#### [Exercise aim]
Sift the listing for lines that hold the string "LevelBoundary" and pull them out.

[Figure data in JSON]

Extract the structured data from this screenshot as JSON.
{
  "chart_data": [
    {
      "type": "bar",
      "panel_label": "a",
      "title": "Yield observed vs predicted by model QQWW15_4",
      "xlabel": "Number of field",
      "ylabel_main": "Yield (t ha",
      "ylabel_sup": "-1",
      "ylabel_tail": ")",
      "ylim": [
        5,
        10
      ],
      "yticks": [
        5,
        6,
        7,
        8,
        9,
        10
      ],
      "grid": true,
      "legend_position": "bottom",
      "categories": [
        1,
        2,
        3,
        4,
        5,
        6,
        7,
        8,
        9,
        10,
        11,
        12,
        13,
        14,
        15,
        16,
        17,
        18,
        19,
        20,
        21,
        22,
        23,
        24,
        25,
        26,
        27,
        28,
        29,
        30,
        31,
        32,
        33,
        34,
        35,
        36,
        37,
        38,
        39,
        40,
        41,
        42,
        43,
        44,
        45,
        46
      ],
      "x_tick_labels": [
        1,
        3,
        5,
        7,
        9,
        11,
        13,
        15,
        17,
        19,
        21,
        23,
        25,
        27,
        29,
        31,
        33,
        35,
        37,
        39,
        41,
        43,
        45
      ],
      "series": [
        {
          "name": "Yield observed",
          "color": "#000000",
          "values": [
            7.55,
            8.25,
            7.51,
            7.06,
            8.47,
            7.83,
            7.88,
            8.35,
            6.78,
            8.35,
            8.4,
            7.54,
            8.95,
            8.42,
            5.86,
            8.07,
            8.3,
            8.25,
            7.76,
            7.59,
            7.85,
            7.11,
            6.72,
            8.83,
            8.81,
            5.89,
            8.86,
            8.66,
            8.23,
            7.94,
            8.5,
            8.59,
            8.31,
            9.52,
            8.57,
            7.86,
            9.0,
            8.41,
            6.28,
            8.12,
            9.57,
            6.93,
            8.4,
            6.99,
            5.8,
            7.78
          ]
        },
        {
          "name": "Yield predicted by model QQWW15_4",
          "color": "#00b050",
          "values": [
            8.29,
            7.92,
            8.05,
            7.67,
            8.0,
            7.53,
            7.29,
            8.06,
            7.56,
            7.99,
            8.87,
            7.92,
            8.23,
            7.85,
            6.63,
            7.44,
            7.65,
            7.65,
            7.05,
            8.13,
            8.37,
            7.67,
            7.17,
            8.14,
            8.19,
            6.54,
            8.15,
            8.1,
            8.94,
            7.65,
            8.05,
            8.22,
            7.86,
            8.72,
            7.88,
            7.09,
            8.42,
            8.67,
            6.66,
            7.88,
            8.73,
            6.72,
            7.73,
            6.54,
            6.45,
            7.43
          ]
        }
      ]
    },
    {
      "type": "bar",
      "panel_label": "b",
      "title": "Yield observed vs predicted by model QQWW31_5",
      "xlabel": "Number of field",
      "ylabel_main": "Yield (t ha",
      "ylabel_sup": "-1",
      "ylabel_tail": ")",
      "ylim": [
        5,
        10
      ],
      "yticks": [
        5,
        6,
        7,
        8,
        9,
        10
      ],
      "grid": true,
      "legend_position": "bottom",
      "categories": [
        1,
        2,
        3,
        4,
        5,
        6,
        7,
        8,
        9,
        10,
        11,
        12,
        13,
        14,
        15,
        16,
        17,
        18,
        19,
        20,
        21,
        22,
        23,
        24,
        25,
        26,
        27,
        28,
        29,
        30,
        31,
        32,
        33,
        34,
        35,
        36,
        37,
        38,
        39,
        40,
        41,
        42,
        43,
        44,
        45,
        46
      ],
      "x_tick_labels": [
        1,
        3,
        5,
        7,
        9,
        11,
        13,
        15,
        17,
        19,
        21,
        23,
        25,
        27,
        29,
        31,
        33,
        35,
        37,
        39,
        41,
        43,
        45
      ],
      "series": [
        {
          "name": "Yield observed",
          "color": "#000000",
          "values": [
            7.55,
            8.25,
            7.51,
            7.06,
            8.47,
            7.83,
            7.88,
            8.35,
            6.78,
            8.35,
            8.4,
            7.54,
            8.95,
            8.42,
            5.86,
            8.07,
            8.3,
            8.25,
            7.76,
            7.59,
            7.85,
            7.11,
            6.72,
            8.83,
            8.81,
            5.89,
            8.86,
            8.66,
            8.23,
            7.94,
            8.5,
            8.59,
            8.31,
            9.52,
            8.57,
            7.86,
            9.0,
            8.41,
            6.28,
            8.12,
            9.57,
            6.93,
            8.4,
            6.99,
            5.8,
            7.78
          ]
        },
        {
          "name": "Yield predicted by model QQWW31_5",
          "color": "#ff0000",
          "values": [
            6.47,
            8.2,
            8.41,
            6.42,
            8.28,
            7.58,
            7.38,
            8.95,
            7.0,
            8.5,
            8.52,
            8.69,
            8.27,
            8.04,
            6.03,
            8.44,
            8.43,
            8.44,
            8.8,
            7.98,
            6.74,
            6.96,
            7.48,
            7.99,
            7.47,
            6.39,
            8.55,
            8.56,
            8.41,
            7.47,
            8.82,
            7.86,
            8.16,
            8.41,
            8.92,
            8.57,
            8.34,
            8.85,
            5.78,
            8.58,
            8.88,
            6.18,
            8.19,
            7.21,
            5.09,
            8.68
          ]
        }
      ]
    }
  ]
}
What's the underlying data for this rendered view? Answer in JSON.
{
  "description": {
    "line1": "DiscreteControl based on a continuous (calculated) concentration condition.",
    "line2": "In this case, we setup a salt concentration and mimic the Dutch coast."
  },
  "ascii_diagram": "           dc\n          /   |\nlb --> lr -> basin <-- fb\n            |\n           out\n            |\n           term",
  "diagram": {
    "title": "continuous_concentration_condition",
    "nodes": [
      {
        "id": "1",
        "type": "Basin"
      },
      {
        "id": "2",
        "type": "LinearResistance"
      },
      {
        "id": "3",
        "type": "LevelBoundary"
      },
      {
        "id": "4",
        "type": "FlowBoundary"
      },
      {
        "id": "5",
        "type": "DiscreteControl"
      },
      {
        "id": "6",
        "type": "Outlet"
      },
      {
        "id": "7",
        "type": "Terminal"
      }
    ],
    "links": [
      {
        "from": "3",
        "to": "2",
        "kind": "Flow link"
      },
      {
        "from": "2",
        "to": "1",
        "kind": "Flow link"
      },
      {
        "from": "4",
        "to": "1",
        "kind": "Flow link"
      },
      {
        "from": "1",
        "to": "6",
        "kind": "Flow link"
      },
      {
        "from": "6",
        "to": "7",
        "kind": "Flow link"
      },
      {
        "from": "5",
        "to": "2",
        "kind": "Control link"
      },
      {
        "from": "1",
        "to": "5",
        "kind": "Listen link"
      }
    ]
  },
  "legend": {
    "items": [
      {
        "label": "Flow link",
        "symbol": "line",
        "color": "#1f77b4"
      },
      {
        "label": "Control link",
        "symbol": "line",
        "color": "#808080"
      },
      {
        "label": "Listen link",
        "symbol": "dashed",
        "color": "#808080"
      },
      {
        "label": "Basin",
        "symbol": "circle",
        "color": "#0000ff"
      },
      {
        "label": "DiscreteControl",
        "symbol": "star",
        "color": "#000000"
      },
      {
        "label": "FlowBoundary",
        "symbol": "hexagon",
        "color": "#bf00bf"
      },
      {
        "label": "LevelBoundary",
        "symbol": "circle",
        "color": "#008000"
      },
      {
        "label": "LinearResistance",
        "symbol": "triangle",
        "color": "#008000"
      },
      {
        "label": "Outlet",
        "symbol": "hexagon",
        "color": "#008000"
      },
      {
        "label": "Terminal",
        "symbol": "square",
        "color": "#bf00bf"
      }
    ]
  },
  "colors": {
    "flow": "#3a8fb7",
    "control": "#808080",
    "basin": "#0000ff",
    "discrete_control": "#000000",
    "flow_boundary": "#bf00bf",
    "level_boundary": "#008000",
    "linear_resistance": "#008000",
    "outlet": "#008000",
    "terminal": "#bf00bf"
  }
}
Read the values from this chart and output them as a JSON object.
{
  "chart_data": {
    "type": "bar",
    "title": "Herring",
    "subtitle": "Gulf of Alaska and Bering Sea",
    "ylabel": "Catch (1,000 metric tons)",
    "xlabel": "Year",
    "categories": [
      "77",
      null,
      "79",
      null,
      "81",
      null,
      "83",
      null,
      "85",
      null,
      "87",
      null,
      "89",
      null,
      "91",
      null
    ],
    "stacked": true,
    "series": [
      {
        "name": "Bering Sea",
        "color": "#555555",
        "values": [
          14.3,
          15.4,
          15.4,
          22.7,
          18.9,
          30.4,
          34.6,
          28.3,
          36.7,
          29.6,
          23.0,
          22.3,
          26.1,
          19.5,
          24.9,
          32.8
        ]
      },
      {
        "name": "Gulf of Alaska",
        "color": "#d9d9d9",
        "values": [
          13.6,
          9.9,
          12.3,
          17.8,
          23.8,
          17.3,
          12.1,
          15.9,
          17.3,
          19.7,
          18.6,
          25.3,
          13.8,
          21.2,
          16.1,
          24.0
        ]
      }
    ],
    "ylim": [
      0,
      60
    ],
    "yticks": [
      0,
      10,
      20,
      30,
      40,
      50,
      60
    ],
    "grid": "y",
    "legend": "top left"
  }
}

#### [Correct answer]
        "type": "LevelBoundary"
        "label": "LevelBoundary",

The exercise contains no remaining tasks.